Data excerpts

-=-=-=-=-

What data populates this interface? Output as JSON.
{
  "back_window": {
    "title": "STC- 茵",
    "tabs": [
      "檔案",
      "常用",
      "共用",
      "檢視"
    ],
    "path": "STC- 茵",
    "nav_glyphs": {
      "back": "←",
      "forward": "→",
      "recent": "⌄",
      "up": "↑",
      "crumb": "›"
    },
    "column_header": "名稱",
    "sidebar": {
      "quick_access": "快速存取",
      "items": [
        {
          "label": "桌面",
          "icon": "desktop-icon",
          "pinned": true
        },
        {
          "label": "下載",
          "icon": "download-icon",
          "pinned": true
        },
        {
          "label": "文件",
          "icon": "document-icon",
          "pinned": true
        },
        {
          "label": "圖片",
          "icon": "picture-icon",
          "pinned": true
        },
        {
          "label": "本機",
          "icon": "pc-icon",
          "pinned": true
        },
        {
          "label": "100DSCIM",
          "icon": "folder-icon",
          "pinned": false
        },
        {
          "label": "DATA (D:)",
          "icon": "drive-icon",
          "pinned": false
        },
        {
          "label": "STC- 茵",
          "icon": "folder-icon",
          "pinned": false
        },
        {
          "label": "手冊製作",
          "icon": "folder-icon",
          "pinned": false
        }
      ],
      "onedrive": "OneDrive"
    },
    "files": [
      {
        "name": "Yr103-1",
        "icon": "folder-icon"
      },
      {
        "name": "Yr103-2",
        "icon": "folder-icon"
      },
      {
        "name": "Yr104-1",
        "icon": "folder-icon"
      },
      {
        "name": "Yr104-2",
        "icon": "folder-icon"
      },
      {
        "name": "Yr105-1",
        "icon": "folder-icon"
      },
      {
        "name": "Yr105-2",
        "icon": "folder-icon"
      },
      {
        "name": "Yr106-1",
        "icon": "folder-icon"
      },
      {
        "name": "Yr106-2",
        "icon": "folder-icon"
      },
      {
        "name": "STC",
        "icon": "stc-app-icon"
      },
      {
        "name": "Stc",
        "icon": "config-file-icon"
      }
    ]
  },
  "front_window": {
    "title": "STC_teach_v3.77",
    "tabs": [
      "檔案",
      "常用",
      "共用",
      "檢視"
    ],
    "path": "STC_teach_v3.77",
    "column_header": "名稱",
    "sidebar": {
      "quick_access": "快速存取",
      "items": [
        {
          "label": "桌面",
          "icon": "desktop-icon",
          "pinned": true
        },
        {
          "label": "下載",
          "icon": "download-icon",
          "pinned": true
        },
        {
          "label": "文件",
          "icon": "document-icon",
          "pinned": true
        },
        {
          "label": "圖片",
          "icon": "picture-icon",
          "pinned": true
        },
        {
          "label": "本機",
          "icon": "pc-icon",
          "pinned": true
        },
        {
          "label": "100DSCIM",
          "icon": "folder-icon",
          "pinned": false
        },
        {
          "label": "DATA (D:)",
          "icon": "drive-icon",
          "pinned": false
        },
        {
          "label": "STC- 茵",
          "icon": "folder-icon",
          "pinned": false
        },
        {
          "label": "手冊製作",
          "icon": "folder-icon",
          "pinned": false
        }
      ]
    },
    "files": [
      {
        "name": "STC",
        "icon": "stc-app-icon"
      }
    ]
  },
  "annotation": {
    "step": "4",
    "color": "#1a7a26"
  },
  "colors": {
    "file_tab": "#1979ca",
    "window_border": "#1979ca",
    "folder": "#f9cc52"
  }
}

-=-=-=-=-

Brief:
Reproduce the full listing word for word.

Solution:
What data populates this interface? Output as JSON.
{
  "back_window": {
    "title": "STC- 茵",
    "tabs": [
      "檔案",
      "常用",
      "共用",
      "檢視"
    ],
    "path": "STC- 茵",
    "nav_glyphs": {
      "back": "←",
      "forward": "→",
      "recent": "⌄",
      "up": "↑",
      "crumb": "›"
    },
    "column_header": "名稱",
    "sidebar": {
      "quick_access": "快速存取",
      "items": [
        {
          "label": "桌面",
          "icon": "desktop-icon",
          "pinned": true
        },
        {
          "label": "下載",
          "icon": "download-icon",
          "pinned": true
        },
        {
          "label": "文件",
          "icon": "document-icon",
          "pinned": true
        },
        {
          "label": "圖片",
          "icon": "picture-icon",
          "pinned": true
        },
        {
          "label": "本機",
          "icon": "pc-icon",
          "pinned": true
        },
        {
          "label": "100DSCIM",
          "icon": "folder-icon",
          "pinned": false
        },
        {
          "label": "DATA (D:)",
          "icon": "drive-icon",
          "pinned": false
        },
        {
          "label": "STC- 茵",
          "icon": "folder-icon",
          "pinned": false
        },
        {
          "label": "手冊製作",
          "icon": "folder-icon",
          "pinned": false
        }
      ],
      "onedrive": "OneDrive"
    },
    "files": [
      {
        "name": "Yr103-1",
        "icon": "folder-icon"
      },
      {
        "name": "Yr103-2",
        "icon": "folder-icon"
      },
      {
        "name": "Yr104-1",
        "icon": "folder-icon"
      },
      {
        "name": "Yr104-2",
        "icon": "folder-icon"
      },
      {
        "name": "Yr105-1",
        "icon": "folder-icon"
      },
      {
        "name": "Yr105-2",
        "icon": "folder-icon"
      },
      {
        "name": "Yr106-1",
        "icon": "folder-icon"
      },
      {
        "name": "Yr106-2",
        "icon": "folder-icon"
      },
      {
        "name": "STC",
        "icon": "stc-app-icon"
      },
      {
        "name": "Stc",
        "icon": "config-file-icon"
      }
    ]
  },
  "front_window": {
    "title": "STC_teach_v3.77",
    "tabs": [
      "檔案",
      "常用",
      "共用",
      "檢視"
    ],
    "path": "STC_teach_v3.77",
    "column_header": "名稱",
    "sidebar": {
      "quick_access": "快速存取",
      "items": [
        {
          "label": "桌面",
          "icon": "desktop-icon",
          "pinned": true
        },
        {
          "label": "下載",
          "icon": "download-icon",
          "pinned": true
        },
        {
          "label": "文件",
          "icon": "document-icon",
          "pinned": true
        },
        {
          "label": "圖片",
          "icon": "picture-icon",
          "pinned": true
        },
        {
          "label": "本機",
          "icon": "pc-icon",
          "pinned": true
        },
        {
          "label": "100DSCIM",
          "icon": "folder-icon",
          "pinned": false
        },
        {
          "label": "DATA (D:)",
          "icon": "drive-icon",
          "pinned": false
        },
        {
          "label": "STC- 茵",
          "icon": "folder-icon",
          "pinned": false
        },
        {
          "label": "手冊製作",
          "icon": "folder-icon",
          "pinned": false
        }
      ]
    },
    "files": [
      {
        "name": "STC",
        "icon": "stc-app-icon"
      }
    ]
  },
  "annotation": {
    "step": "4",
    "color": "#1a7a26"
  },
  "colors": {
    "file_tab": "#1979ca",
    "window_border": "#1979ca",
    "folder": "#f9cc52"
  }
}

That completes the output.